Problem description:
Give a verbatim quotation of every record.

Input records:
(begin)

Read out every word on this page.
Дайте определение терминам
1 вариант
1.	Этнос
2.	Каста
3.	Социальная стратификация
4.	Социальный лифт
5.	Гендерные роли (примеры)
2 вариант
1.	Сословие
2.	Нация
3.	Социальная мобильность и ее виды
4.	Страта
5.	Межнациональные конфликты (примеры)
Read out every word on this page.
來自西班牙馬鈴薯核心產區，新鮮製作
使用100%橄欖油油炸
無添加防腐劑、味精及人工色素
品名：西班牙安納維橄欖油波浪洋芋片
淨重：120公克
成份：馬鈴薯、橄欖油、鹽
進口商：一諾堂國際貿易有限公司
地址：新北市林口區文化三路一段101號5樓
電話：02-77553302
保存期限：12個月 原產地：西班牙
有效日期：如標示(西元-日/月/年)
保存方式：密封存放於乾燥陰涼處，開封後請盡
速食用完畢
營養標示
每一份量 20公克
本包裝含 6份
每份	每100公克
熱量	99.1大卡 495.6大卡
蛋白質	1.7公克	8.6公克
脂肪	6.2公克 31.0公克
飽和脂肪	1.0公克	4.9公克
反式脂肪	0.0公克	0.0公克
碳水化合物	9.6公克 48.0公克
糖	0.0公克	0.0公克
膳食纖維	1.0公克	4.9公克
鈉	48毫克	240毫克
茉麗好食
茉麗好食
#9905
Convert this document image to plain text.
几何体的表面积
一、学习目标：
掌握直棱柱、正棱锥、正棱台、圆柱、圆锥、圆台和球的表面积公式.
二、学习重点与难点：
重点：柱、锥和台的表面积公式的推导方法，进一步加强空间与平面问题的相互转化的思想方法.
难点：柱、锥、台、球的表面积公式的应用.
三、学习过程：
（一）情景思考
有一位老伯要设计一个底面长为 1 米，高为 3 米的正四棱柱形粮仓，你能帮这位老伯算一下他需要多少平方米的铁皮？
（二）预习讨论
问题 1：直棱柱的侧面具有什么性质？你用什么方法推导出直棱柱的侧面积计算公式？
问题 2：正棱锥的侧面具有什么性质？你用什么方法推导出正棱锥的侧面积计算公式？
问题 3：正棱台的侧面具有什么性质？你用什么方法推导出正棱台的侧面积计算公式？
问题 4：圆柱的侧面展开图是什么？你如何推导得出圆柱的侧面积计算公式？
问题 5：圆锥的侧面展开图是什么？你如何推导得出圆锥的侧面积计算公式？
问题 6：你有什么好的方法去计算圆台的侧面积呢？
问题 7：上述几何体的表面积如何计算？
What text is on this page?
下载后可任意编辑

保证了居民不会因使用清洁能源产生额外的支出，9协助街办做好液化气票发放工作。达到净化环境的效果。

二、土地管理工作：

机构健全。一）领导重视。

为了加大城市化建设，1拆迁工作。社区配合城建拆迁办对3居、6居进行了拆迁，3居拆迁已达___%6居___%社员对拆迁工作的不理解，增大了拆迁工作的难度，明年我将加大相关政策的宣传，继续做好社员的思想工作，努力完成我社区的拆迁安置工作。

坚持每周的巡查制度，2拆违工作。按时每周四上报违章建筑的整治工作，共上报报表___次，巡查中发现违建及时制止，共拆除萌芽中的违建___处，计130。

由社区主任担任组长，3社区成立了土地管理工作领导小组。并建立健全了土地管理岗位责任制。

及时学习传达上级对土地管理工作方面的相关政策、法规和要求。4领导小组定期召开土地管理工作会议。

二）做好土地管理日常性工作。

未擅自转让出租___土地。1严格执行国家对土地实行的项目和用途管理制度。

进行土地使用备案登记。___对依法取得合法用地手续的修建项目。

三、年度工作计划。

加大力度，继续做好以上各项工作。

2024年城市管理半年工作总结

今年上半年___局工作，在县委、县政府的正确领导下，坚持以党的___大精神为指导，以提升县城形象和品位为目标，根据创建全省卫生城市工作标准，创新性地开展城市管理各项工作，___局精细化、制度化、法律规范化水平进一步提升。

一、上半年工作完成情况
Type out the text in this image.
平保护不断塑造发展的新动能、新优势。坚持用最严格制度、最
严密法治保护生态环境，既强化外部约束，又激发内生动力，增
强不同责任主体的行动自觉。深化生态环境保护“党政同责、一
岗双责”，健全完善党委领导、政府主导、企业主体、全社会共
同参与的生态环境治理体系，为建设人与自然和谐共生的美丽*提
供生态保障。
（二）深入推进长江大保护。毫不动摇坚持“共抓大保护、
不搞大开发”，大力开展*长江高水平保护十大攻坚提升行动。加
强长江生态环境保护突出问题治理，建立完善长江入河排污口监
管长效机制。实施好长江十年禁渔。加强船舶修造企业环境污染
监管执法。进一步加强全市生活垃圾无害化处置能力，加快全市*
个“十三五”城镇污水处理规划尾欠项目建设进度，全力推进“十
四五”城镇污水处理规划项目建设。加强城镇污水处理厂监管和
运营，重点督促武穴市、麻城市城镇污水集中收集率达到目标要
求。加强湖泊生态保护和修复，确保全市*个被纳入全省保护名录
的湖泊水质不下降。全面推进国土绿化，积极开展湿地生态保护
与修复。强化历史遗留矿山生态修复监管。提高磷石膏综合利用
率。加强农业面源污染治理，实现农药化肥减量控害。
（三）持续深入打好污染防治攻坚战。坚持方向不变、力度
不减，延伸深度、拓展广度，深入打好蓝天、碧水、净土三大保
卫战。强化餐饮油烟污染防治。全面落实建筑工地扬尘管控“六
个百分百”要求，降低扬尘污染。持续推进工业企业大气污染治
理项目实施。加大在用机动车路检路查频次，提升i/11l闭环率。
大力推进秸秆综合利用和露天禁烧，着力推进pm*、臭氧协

(end)

Answer for the task:
Read out every word on this page.
Дайте определение терминам
1 вариант
1.	Этнос
2.	Каста
3.	Социальная стратификация
4.	Социальный лифт
5.	Гендерные роли (примеры)
2 вариант
1.	Сословие
2.	Нация
3.	Социальная мобильность и ее виды
4.	Страта
5.	Межнациональные конфликты (примеры)
Read out every word on this page.
來自西班牙馬鈴薯核心產區，新鮮製作
使用100%橄欖油油炸
無添加防腐劑、味精及人工色素
品名：西班牙安納維橄欖油波浪洋芋片
淨重：120公克
成份：馬鈴薯、橄欖油、鹽
進口商：一諾堂國際貿易有限公司
地址：新北市林口區文化三路一段101號5樓
電話：02-77553302
保存期限：12個月 原產地：西班牙
有效日期：如標示(西元-日/月/年)
保存方式：密封存放於乾燥陰涼處，開封後請盡
速食用完畢
營養標示
每一份量 20公克
本包裝含 6份
每份	每100公克
熱量	99.1大卡 495.6大卡
蛋白質	1.7公克	8.6公克
脂肪	6.2公克 31.0公克
飽和脂肪	1.0公克	4.9公克
反式脂肪	0.0公克	0.0公克
碳水化合物	9.6公克 48.0公克
糖	0.0公克	0.0公克
膳食纖維	1.0公克	4.9公克
鈉	48毫克	240毫克
茉麗好食
茉麗好食
#9905
Convert this document image to plain text.
几何体的表面积
一、学习目标：
掌握直棱柱、正棱锥、正棱台、圆柱、圆锥、圆台和球的表面积公式.
二、学习重点与难点：
重点：柱、锥和台的表面积公式的推导方法，进一步加强空间与平面问题的相互转化的思想方法.
难点：柱、锥、台、球的表面积公式的应用.
三、学习过程：
（一）情景思考
有一位老伯要设计一个底面长为 1 米，高为 3 米的正四棱柱形粮仓，你能帮这位老伯算一下他需要多少平方米的铁皮？
（二）预习讨论
问题 1：直棱柱的侧面具有什么性质？你用什么方法推导出直棱柱的侧面积计算公式？
问题 2：正棱锥的侧面具有什么性质？你用什么方法推导出正棱锥的侧面积计算公式？
问题 3：正棱台的侧面具有什么性质？你用什么方法推导出正棱台的侧面积计算公式？
问题 4：圆柱的侧面展开图是什么？你如何推导得出圆柱的侧面积计算公式？
问题 5：圆锥的侧面展开图是什么？你如何推导得出圆锥的侧面积计算公式？
问题 6：你有什么好的方法去计算圆台的侧面积呢？
问题 7：上述几何体的表面积如何计算？
What text is on this page?
下载后可任意编辑

保证了居民不会因使用清洁能源产生额外的支出，9协助街办做好液化气票发放工作。达到净化环境的效果。

二、土地管理工作：

机构健全。一）领导重视。

为了加大城市化建设，1拆迁工作。社区配合城建拆迁办对3居、6居进行了拆迁，3居拆迁已达___%6居___%社员对拆迁工作的不理解，增大了拆迁工作的难度，明年我将加大相关政策的宣传，继续做好社员的思想工作，努力完成我社区的拆迁安置工作。

坚持每周的巡查制度，2拆违工作。按时每周四上报违章建筑的整治工作，共上报报表___次，巡查中发现违建及时制止，共拆除萌芽中的违建___处，计130。

由社区主任担任组长，3社区成立了土地管理工作领导小组。并建立健全了土地管理岗位责任制。

及时学习传达上级对土地管理工作方面的相关政策、法规和要求。4领导小组定期召开土地管理工作会议。

二）做好土地管理日常性工作。

未擅自转让出租___土地。1严格执行国家对土地实行的项目和用途管理制度。

进行土地使用备案登记。___对依法取得合法用地手续的修建项目。

三、年度工作计划。

加大力度，继续做好以上各项工作。

2024年城市管理半年工作总结

今年上半年___局工作，在县委、县政府的正确领导下，坚持以党的___大精神为指导，以提升县城形象和品位为目标，根据创建全省卫生城市工作标准，创新性地开展城市管理各项工作，___局精细化、制度化、法律规范化水平进一步提升。

一、上半年工作完成情况
Type out the text in this image.
平保护不断塑造发展的新动能、新优势。坚持用最严格制度、最
严密法治保护生态环境，既强化外部约束，又激发内生动力，增
强不同责任主体的行动自觉。深化生态环境保护“党政同责、一
岗双责”，健全完善党委领导、政府主导、企业主体、全社会共
同参与的生态环境治理体系，为建设人与自然和谐共生的美丽*提
供生态保障。
（二）深入推进长江大保护。毫不动摇坚持“共抓大保护、
不搞大开发”，大力开展*长江高水平保护十大攻坚提升行动。加
强长江生态环境保护突出问题治理，建立完善长江入河排污口监
管长效机制。实施好长江十年禁渔。加强船舶修造企业环境污染
监管执法。进一步加强全市生活垃圾无害化处置能力，加快全市*
个“十三五”城镇污水处理规划尾欠项目建设进度，全力推进“十
四五”城镇污水处理规划项目建设。加强城镇污水处理厂监管和
运营，重点督促武穴市、麻城市城镇污水集中收集率达到目标要
求。加强湖泊生态保护和修复，确保全市*个被纳入全省保护名录
的湖泊水质不下降。全面推进国土绿化，积极开展湿地生态保护
与修复。强化历史遗留矿山生态修复监管。提高磷石膏综合利用
率。加强农业面源污染治理，实现农药化肥减量控害。
（三）持续深入打好污染防治攻坚战。坚持方向不变、力度
不减，延伸深度、拓展广度，深入打好蓝天、碧水、净土三大保
卫战。强化餐饮油烟污染防治。全面落实建筑工地扬尘管控“六
个百分百”要求，降低扬尘污染。持续推进工业企业大气污染治
理项目实施。加大在用机动车路检路查频次，提升i/11l闭环率。
大力推进秸秆综合利用和露天禁烧，着力推进pm*、臭氧协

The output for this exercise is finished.